* **Task data**

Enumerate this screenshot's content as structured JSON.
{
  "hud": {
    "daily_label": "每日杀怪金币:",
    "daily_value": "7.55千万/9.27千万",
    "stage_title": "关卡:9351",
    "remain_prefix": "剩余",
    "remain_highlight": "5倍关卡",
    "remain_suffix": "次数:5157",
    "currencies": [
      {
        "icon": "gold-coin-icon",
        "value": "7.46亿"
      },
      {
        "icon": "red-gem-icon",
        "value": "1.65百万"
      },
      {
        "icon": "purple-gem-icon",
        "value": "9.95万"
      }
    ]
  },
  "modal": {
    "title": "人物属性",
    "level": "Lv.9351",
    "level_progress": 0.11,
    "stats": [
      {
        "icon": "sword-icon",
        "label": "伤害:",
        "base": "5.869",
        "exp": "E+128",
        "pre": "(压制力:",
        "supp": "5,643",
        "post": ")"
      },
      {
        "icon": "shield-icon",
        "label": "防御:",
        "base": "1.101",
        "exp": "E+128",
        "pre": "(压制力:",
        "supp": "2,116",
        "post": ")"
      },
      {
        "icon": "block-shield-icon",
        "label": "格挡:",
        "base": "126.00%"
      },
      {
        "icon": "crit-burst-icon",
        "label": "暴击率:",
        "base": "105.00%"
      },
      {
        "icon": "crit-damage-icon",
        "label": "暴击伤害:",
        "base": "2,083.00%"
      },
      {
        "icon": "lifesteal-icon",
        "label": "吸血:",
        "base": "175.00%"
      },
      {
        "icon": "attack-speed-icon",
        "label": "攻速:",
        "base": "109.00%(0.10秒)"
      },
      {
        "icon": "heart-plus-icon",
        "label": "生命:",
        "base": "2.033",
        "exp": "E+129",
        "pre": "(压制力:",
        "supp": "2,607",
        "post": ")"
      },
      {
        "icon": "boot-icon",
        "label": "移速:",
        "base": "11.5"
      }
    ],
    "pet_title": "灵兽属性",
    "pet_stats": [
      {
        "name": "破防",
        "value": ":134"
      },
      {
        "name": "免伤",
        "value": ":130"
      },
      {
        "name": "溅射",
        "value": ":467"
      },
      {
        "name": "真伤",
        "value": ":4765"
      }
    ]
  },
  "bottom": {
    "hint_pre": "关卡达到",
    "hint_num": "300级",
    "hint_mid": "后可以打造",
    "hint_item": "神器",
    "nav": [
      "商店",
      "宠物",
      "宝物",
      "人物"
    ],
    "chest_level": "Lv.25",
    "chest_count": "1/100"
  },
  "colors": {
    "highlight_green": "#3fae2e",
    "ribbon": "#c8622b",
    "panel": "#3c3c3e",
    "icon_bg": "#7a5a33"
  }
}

* * *

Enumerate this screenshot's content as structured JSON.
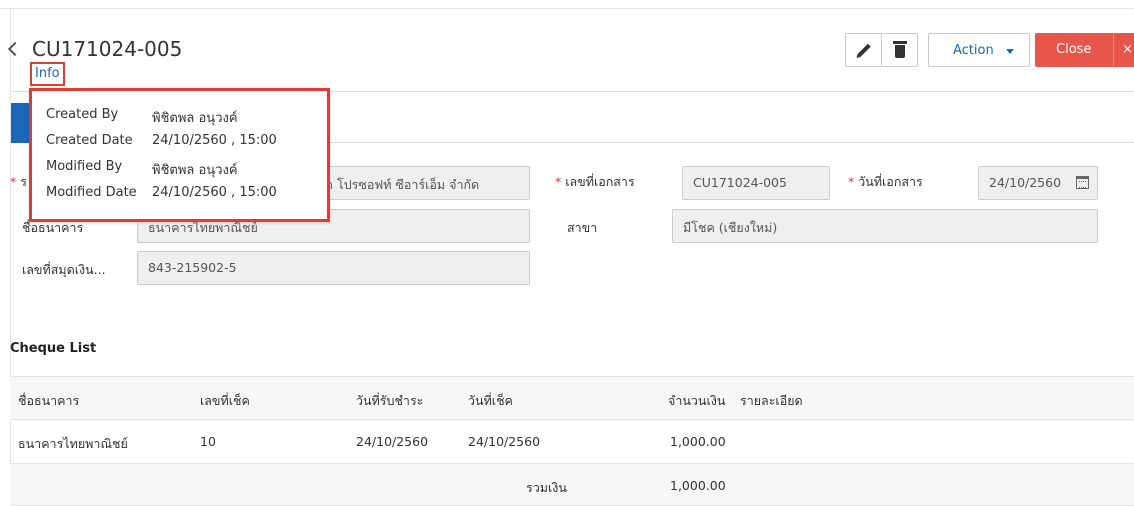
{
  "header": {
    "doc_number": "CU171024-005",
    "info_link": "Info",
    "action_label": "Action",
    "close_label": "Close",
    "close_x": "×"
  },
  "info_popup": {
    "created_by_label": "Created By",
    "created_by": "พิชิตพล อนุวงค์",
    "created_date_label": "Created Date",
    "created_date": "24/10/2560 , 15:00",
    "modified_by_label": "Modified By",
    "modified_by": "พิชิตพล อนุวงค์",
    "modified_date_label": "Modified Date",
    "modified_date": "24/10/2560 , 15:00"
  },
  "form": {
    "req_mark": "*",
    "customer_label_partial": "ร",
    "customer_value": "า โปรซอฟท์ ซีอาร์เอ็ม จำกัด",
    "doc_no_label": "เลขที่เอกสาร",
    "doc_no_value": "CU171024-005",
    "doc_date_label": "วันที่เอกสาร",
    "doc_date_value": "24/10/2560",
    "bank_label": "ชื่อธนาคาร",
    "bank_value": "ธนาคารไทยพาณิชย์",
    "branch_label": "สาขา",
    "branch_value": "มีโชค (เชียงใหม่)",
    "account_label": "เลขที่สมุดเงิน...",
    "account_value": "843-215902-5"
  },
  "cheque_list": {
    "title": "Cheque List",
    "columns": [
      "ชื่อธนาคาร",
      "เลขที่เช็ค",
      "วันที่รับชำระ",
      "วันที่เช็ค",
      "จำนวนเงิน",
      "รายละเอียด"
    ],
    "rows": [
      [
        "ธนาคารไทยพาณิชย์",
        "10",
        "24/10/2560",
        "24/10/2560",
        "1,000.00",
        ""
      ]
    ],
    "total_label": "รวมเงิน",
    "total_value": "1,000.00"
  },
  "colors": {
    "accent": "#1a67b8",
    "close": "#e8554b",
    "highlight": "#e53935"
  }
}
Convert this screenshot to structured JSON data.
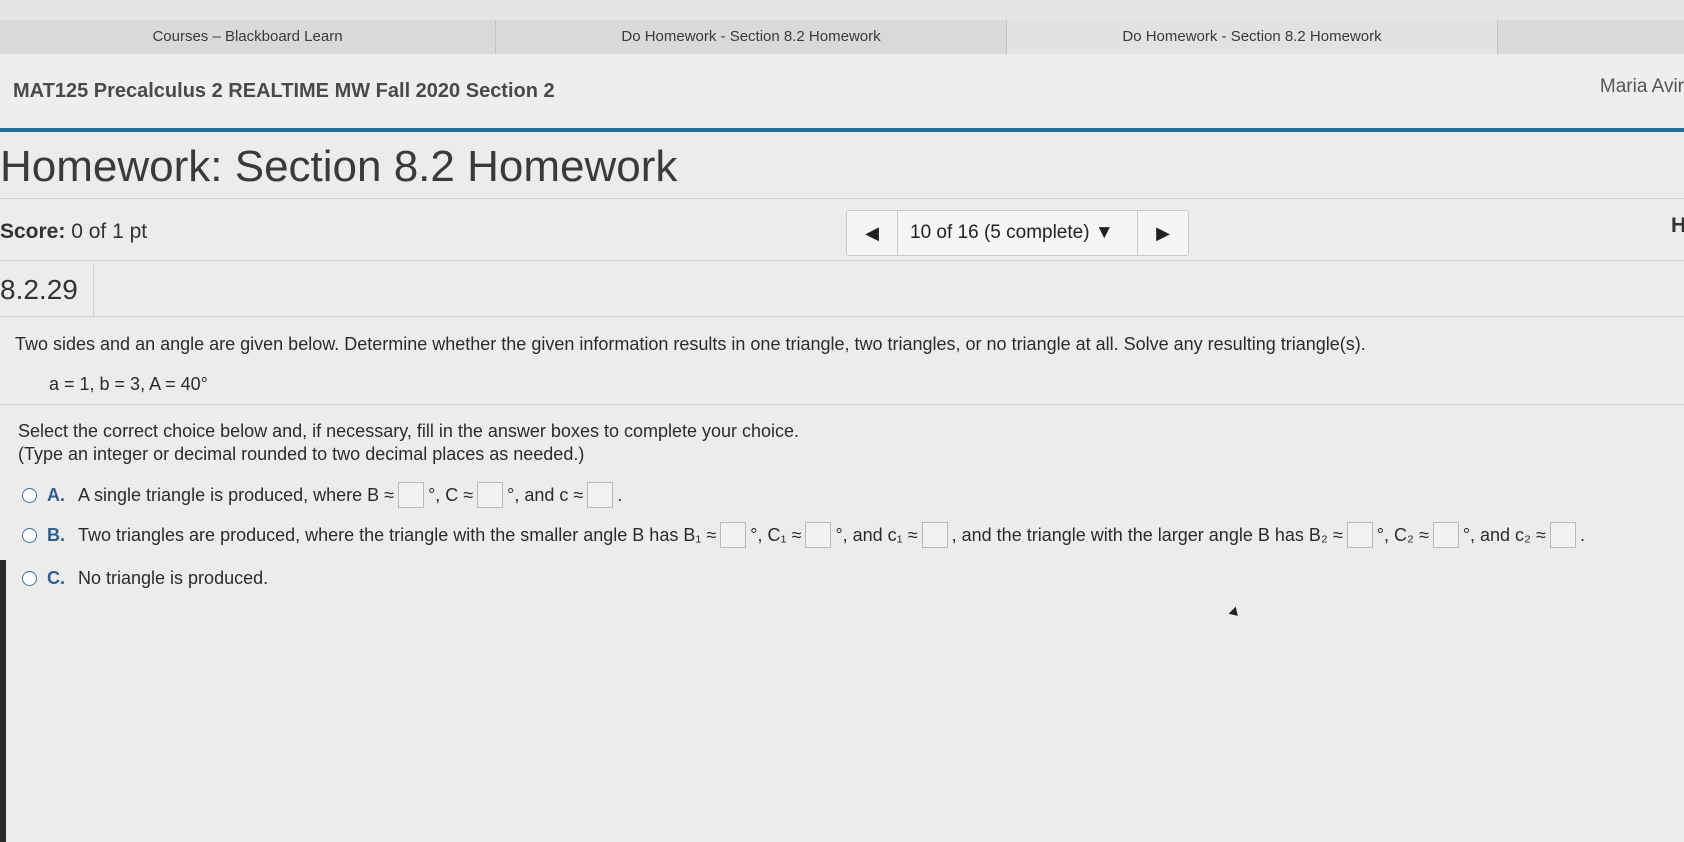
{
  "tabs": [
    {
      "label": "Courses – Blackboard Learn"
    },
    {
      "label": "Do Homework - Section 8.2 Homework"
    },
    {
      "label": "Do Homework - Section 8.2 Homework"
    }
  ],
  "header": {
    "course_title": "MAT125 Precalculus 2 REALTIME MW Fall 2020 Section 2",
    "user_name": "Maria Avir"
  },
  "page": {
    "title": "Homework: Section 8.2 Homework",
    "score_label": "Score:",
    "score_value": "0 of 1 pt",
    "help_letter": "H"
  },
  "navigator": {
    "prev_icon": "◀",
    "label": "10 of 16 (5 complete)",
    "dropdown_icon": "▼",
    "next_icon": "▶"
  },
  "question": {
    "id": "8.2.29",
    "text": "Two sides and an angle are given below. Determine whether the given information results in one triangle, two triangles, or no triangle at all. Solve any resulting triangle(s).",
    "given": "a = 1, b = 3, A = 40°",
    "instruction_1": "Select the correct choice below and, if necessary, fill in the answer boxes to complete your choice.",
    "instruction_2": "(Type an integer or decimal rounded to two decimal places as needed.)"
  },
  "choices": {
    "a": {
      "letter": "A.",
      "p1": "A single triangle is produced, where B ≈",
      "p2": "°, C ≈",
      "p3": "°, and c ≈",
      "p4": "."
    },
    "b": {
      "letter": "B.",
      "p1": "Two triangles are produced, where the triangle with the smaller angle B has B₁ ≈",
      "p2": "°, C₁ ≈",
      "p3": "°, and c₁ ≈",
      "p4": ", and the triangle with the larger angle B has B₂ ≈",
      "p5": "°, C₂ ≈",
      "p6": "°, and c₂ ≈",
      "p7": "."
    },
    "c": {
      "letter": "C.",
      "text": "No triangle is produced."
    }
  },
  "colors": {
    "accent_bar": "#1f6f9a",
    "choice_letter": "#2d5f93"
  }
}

...

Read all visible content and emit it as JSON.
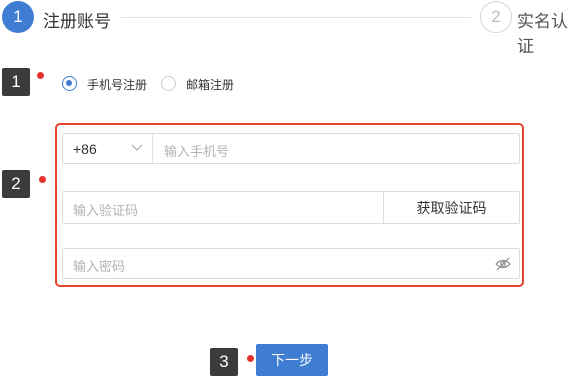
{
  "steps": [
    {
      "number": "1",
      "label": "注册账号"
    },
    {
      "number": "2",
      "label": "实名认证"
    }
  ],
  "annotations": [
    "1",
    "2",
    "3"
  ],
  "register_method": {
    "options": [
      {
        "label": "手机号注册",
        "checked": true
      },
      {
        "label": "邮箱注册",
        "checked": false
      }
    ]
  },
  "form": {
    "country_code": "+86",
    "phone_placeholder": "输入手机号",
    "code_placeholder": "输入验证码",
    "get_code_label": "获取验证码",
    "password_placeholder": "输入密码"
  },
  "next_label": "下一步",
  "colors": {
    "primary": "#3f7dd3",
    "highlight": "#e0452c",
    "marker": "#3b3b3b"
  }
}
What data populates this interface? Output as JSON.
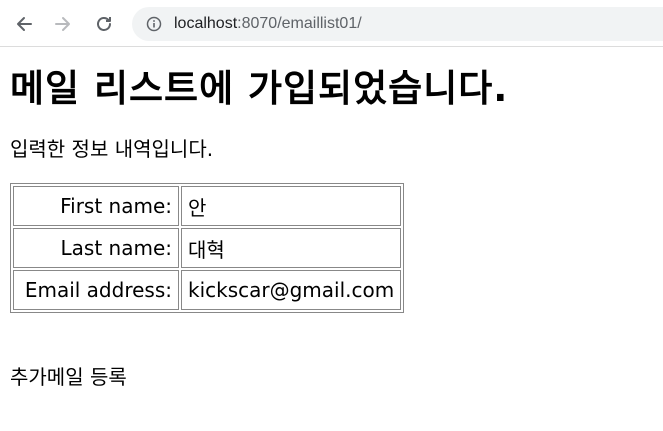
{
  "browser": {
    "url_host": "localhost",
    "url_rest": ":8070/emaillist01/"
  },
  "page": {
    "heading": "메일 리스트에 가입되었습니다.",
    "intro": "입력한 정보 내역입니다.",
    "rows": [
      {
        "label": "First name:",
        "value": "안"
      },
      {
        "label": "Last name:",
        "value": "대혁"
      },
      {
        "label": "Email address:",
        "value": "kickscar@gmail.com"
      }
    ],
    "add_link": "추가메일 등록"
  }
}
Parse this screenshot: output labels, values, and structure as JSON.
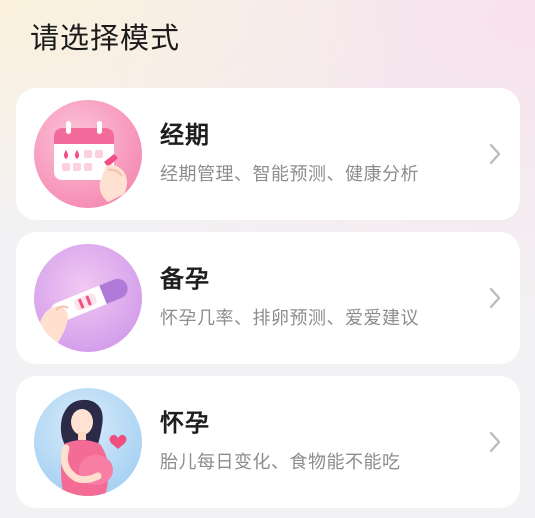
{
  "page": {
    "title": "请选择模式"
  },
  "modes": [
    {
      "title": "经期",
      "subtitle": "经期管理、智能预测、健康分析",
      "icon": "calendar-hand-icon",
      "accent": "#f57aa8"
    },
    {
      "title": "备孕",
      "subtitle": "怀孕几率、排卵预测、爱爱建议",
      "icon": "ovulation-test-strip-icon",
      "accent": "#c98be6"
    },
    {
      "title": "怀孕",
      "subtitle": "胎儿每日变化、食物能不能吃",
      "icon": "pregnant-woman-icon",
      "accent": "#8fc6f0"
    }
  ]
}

* **Work instructions**
Lines that include the word "JSON" are to be extracted from the data above.

* **Expected answer**
Enumerate this screenshot's content as structured JSON.
Enumerate this screenshot's content as structured JSON.
Convert this screenshot to structured JSON data.
Read all visible content and emit it as JSON.
What data populates this interface? Output as JSON.
Parse this screenshot: output labels, values, and structure as JSON.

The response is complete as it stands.